# WRITTEN PROBLEM
Reproduce everything from the start of the records down through the line containing "- button[interactable]: &: [72, 228, 89, 252]", with that line included.

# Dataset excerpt
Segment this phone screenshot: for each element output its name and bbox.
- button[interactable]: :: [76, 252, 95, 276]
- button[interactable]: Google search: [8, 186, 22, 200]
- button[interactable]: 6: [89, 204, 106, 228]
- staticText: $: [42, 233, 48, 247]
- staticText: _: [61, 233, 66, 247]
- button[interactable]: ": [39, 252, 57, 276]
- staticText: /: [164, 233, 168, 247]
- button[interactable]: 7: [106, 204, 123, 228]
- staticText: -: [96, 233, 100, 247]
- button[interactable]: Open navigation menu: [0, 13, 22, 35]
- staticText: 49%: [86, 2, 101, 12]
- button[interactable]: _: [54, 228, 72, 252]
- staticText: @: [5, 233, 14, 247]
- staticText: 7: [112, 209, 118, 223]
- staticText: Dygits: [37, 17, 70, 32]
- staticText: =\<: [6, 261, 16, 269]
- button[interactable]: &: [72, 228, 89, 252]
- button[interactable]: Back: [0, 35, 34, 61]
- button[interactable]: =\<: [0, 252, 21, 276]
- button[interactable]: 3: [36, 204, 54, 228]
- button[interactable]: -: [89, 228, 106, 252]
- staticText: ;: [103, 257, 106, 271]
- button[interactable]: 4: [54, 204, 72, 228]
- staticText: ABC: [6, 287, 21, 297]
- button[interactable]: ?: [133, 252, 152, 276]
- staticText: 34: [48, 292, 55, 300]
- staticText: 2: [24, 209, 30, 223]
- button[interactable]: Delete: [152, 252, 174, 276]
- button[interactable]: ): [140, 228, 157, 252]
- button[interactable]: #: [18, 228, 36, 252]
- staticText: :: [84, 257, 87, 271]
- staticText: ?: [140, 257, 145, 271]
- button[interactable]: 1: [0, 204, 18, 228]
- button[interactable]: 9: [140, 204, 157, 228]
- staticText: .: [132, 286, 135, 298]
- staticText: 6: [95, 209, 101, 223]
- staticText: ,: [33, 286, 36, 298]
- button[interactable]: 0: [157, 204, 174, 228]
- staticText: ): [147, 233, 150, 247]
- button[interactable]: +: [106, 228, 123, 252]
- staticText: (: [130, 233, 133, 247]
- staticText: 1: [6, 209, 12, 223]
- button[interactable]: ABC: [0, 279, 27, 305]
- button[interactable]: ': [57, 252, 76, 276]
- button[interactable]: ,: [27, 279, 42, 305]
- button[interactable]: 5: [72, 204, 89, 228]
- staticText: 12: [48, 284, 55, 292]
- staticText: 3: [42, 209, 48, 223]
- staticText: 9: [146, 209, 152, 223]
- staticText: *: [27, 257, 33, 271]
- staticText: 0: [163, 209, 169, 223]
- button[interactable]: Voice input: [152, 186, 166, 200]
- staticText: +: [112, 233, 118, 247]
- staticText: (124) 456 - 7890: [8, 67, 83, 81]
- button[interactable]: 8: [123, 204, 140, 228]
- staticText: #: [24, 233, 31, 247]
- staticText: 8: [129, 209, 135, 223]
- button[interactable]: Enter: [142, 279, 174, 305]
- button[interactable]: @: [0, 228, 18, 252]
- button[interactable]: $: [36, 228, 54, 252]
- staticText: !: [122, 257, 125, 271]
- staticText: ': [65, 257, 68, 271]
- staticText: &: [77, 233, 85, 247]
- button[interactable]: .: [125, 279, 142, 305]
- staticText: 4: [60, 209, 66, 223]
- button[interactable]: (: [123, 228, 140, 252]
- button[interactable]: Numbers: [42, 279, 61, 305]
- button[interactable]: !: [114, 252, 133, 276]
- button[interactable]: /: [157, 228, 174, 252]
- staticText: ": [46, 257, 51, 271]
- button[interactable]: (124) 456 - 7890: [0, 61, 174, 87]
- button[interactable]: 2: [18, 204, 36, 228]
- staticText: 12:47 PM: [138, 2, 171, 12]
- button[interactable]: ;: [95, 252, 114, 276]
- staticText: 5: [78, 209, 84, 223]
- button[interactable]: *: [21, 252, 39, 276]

# ANSWER FOR THIS EXERCISE
Segment this phone screenshot: for each element output its name and bbox.
- button[interactable]: :: [76, 252, 95, 276]
- button[interactable]: Google search: [8, 186, 22, 200]
- button[interactable]: 6: [89, 204, 106, 228]
- staticText: $: [42, 233, 48, 247]
- staticText: _: [61, 233, 66, 247]
- button[interactable]: ": [39, 252, 57, 276]
- staticText: /: [164, 233, 168, 247]
- button[interactable]: 7: [106, 204, 123, 228]
- staticText: -: [96, 233, 100, 247]
- button[interactable]: Open navigation menu: [0, 13, 22, 35]
- staticText: 49%: [86, 2, 101, 12]
- button[interactable]: _: [54, 228, 72, 252]
- staticText: @: [5, 233, 14, 247]
- staticText: 7: [112, 209, 118, 223]
- staticText: Dygits: [37, 17, 70, 32]
- staticText: =\<: [6, 261, 16, 269]
- button[interactable]: &: [72, 228, 89, 252]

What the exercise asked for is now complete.